◆ DESCRIPTION OF THE TASK: Copy out all the lines exactly. Omit pictures.

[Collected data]
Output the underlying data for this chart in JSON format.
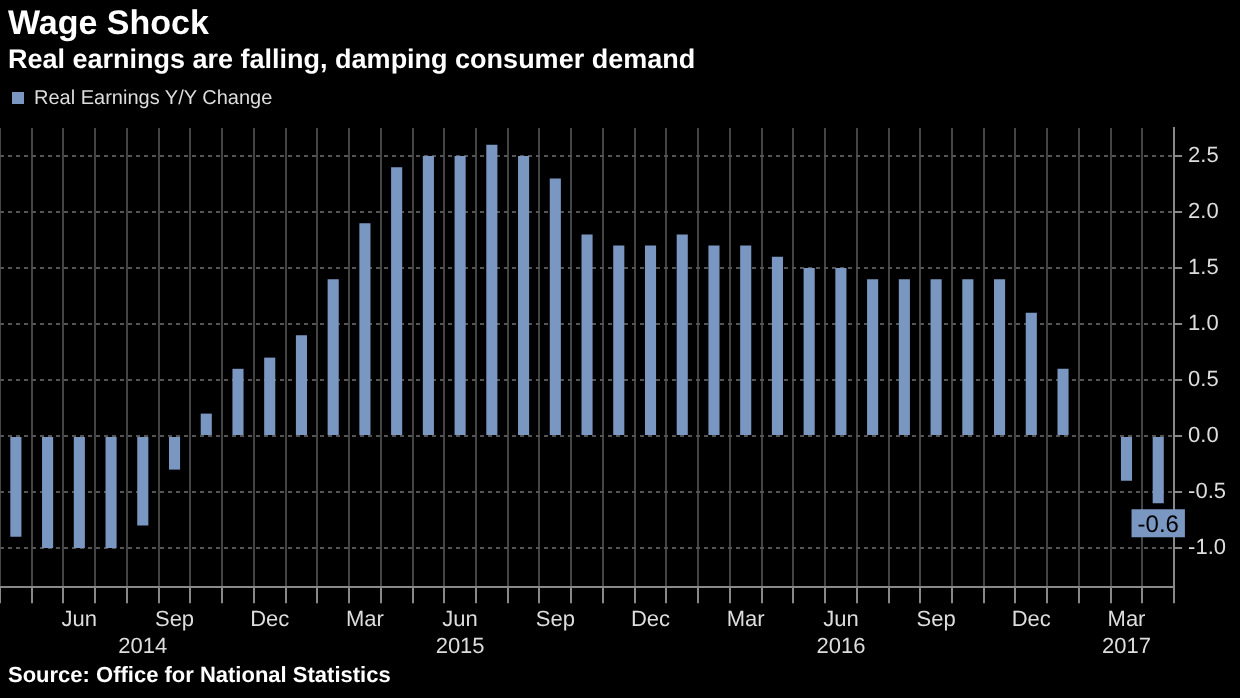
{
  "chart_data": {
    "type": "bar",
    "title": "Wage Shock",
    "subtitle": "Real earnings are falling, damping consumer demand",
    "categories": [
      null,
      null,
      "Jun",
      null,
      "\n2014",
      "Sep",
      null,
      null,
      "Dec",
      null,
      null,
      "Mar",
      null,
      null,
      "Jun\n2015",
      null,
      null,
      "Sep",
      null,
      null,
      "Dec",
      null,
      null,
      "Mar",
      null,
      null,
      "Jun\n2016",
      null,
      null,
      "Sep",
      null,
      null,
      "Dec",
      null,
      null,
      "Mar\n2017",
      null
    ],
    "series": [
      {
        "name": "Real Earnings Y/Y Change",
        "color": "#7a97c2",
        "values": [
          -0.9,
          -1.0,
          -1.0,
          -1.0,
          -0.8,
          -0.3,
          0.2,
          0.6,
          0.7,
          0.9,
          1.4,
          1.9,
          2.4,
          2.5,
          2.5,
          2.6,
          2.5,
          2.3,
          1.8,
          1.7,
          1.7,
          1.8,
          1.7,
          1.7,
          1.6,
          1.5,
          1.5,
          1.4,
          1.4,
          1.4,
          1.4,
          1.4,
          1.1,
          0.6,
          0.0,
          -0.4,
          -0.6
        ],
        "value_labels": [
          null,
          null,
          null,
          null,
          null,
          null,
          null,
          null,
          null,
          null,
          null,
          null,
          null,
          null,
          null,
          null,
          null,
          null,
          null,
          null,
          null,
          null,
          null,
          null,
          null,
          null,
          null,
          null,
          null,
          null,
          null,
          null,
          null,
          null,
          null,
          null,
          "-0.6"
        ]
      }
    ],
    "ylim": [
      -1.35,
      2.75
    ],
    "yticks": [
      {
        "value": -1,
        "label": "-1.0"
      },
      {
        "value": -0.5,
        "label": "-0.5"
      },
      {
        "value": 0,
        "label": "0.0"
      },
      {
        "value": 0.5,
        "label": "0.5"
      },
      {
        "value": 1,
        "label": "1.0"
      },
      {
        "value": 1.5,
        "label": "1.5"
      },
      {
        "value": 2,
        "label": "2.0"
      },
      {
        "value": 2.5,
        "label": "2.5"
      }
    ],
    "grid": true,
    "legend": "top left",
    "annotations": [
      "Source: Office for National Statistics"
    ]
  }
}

◆ ANSWER IN FULL:
Output the underlying data for this chart in JSON format.
{
  "chart_data": {
    "type": "bar",
    "title": "Wage Shock",
    "subtitle": "Real earnings are falling, damping consumer demand",
    "categories": [
      null,
      null,
      "Jun",
      null,
      "\n2014",
      "Sep",
      null,
      null,
      "Dec",
      null,
      null,
      "Mar",
      null,
      null,
      "Jun\n2015",
      null,
      null,
      "Sep",
      null,
      null,
      "Dec",
      null,
      null,
      "Mar",
      null,
      null,
      "Jun\n2016",
      null,
      null,
      "Sep",
      null,
      null,
      "Dec",
      null,
      null,
      "Mar\n2017",
      null
    ],
    "series": [
      {
        "name": "Real Earnings Y/Y Change",
        "color": "#7a97c2",
        "values": [
          -0.9,
          -1.0,
          -1.0,
          -1.0,
          -0.8,
          -0.3,
          0.2,
          0.6,
          0.7,
          0.9,
          1.4,
          1.9,
          2.4,
          2.5,
          2.5,
          2.6,
          2.5,
          2.3,
          1.8,
          1.7,
          1.7,
          1.8,
          1.7,
          1.7,
          1.6,
          1.5,
          1.5,
          1.4,
          1.4,
          1.4,
          1.4,
          1.4,
          1.1,
          0.6,
          0.0,
          -0.4,
          -0.6
        ],
        "value_labels": [
          null,
          null,
          null,
          null,
          null,
          null,
          null,
          null,
          null,
          null,
          null,
          null,
          null,
          null,
          null,
          null,
          null,
          null,
          null,
          null,
          null,
          null,
          null,
          null,
          null,
          null,
          null,
          null,
          null,
          null,
          null,
          null,
          null,
          null,
          null,
          null,
          "-0.6"
        ]
      }
    ],
    "ylim": [
      -1.35,
      2.75
    ],
    "yticks": [
      {
        "value": -1,
        "label": "-1.0"
      },
      {
        "value": -0.5,
        "label": "-0.5"
      },
      {
        "value": 0,
        "label": "0.0"
      },
      {
        "value": 0.5,
        "label": "0.5"
      },
      {
        "value": 1,
        "label": "1.0"
      },
      {
        "value": 1.5,
        "label": "1.5"
      },
      {
        "value": 2,
        "label": "2.0"
      },
      {
        "value": 2.5,
        "label": "2.5"
      }
    ],
    "grid": true,
    "legend": "top left",
    "annotations": [
      "Source: Office for National Statistics"
    ]
  }
}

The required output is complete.